## Aim of the task:
Without the pictures, repeat the listing character for character.

## Stored records:
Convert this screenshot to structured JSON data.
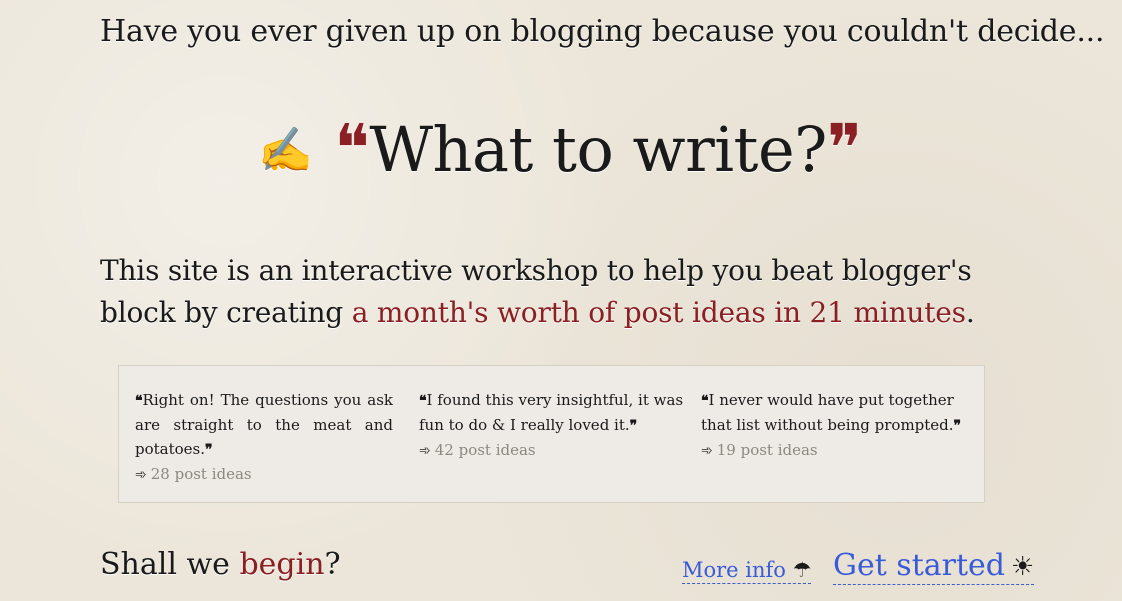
{
  "intro": "Have you ever given up on blogging because you couldn't decide...",
  "headline": {
    "pen_icon": "✍",
    "open_quote": "❝",
    "text": "What to write?",
    "close_quote": "❞"
  },
  "lede": {
    "part1": "This site is an interactive workshop to help you beat blogger's block by creating ",
    "highlight": "a month's worth of post ideas in 21 minutes",
    "part2": "."
  },
  "testimonials": [
    {
      "open_quote": "❝",
      "quote": "Right on! The questions you ask are straight to the meat and potatoes.",
      "close_quote": "❞",
      "arrow": "➾",
      "result": "28 post ideas"
    },
    {
      "open_quote": "❝",
      "quote": "I found this very insightful, it was fun to do & I really loved it.",
      "close_quote": "❞",
      "arrow": "➾",
      "result": "42 post ideas"
    },
    {
      "open_quote": "❝",
      "quote": "I never would have put together that list without being prompted.",
      "close_quote": "❞",
      "arrow": "➾",
      "result": "19 post ideas"
    }
  ],
  "cta": {
    "prefix": "Shall we ",
    "highlight": "begin",
    "suffix": "?",
    "more_info_label": "More info",
    "more_info_icon": "☂",
    "get_started_label": "Get started",
    "get_started_icon": "☀"
  },
  "colors": {
    "accent": "#8a1f24",
    "link": "#3a5bd8",
    "background": "#ece6da"
  }
}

## Written answer:
Convert this screenshot to structured JSON data.
{
  "intro": "Have you ever given up on blogging because you couldn't decide...",
  "headline": {
    "pen_icon": "✍",
    "open_quote": "❝",
    "text": "What to write?",
    "close_quote": "❞"
  },
  "lede": {
    "part1": "This site is an interactive workshop to help you beat blogger's block by creating ",
    "highlight": "a month's worth of post ideas in 21 minutes",
    "part2": "."
  },
  "testimonials": [
    {
      "open_quote": "❝",
      "quote": "Right on! The questions you ask are straight to the meat and potatoes.",
      "close_quote": "❞",
      "arrow": "➾",
      "result": "28 post ideas"
    },
    {
      "open_quote": "❝",
      "quote": "I found this very insightful, it was fun to do & I really loved it.",
      "close_quote": "❞",
      "arrow": "➾",
      "result": "42 post ideas"
    },
    {
      "open_quote": "❝",
      "quote": "I never would have put together that list without being prompted.",
      "close_quote": "❞",
      "arrow": "➾",
      "result": "19 post ideas"
    }
  ],
  "cta": {
    "prefix": "Shall we ",
    "highlight": "begin",
    "suffix": "?",
    "more_info_label": "More info",
    "more_info_icon": "☂",
    "get_started_label": "Get started",
    "get_started_icon": "☀"
  },
  "colors": {
    "accent": "#8a1f24",
    "link": "#3a5bd8",
    "background": "#ece6da"
  }
}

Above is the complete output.